## [Task directions]
Collect every line that includes the string "zagadnienie".

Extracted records
____
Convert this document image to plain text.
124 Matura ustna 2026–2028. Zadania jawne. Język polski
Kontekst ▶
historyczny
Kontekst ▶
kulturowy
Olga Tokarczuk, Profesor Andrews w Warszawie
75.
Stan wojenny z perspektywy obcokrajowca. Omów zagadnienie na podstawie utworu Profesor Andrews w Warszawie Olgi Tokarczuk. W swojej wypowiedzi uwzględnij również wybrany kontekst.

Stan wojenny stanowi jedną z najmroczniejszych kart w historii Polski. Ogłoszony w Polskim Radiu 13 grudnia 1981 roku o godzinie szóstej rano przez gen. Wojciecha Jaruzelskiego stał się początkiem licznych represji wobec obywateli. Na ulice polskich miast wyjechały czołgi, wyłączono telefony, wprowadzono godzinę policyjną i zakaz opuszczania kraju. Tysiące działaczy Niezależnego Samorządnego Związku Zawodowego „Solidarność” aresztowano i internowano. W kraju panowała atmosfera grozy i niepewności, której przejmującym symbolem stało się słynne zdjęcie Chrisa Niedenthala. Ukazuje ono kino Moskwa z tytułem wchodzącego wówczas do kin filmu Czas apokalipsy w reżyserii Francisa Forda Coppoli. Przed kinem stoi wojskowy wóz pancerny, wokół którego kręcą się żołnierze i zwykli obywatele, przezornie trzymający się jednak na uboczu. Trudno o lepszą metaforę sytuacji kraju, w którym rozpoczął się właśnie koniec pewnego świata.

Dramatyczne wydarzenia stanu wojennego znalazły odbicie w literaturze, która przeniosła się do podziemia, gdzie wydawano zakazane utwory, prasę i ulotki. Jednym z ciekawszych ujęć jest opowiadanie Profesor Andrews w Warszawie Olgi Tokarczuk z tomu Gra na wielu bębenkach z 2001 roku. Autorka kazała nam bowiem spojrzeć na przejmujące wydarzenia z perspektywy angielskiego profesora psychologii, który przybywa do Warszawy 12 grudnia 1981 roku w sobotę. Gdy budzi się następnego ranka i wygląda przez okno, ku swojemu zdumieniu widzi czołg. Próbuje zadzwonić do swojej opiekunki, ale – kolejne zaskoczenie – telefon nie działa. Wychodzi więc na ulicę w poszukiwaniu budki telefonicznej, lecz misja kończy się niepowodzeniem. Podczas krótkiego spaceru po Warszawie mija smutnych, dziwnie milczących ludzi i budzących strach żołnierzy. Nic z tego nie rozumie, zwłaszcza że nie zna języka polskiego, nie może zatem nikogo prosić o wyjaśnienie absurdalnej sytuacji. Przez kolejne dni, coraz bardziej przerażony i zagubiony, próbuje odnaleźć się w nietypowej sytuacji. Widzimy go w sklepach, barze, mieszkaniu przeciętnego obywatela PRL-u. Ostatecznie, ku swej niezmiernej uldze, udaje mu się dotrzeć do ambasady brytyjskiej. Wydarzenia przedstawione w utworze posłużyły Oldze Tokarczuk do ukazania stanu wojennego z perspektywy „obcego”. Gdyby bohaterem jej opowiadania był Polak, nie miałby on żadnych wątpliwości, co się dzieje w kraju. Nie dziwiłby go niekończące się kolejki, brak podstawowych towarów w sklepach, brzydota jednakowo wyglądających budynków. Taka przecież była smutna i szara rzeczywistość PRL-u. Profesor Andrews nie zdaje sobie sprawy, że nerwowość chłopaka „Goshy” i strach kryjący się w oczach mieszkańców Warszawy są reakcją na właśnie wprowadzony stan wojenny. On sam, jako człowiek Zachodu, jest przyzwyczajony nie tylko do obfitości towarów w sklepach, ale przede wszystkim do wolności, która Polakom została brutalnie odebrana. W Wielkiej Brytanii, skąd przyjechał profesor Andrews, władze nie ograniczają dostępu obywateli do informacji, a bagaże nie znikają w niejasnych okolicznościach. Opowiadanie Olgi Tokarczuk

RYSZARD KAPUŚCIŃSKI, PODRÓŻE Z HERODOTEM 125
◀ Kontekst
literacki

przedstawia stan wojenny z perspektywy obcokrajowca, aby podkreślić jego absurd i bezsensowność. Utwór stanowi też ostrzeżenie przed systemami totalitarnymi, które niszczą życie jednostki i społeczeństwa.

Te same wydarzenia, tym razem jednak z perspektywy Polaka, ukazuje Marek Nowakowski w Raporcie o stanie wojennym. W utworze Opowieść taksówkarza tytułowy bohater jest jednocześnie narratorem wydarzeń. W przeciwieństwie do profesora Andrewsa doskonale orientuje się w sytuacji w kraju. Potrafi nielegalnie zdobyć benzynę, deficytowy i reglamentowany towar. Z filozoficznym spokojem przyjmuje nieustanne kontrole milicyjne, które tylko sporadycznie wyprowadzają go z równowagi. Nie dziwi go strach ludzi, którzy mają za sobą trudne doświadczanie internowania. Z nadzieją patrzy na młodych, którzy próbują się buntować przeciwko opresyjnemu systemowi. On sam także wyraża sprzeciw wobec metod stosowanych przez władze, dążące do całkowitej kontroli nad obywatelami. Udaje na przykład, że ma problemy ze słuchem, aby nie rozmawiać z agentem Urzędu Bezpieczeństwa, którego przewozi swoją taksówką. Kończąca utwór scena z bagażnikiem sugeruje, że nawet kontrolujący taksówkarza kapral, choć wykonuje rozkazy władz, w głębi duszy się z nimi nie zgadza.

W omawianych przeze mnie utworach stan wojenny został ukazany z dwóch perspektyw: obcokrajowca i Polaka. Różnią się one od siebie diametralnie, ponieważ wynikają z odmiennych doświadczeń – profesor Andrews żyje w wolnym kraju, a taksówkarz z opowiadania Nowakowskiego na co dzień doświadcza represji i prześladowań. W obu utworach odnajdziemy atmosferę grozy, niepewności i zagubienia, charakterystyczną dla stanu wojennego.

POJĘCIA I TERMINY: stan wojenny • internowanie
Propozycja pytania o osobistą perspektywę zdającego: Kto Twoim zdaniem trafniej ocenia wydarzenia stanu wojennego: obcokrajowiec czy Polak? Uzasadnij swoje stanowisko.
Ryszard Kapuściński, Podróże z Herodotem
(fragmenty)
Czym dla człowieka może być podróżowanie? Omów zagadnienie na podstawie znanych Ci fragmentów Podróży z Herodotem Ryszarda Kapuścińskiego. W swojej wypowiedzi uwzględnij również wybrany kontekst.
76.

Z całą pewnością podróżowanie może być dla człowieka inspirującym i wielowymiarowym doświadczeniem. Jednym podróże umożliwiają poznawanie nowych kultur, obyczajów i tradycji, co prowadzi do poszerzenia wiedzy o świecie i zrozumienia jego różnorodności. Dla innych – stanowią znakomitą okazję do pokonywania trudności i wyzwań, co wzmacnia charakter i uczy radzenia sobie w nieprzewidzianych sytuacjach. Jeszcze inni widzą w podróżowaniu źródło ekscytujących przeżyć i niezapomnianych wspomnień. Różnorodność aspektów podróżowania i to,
____
## [In response]
Stan wojenny z perspektywy obcokrajowca. Omów zagadnienie na podstawie utworu Profesor Andrews w Warszawie Olgi Tokarczuk. W swojej wypowiedzi uwzględnij również wybrany kontekst.
Czym dla człowieka może być podróżowanie? Omów zagadnienie na podstawie znanych Ci fragmentów Podróży z Herodotem Ryszarda Kapuścińskiego. W swojej wypowiedzi uwzględnij również wybrany kontekst.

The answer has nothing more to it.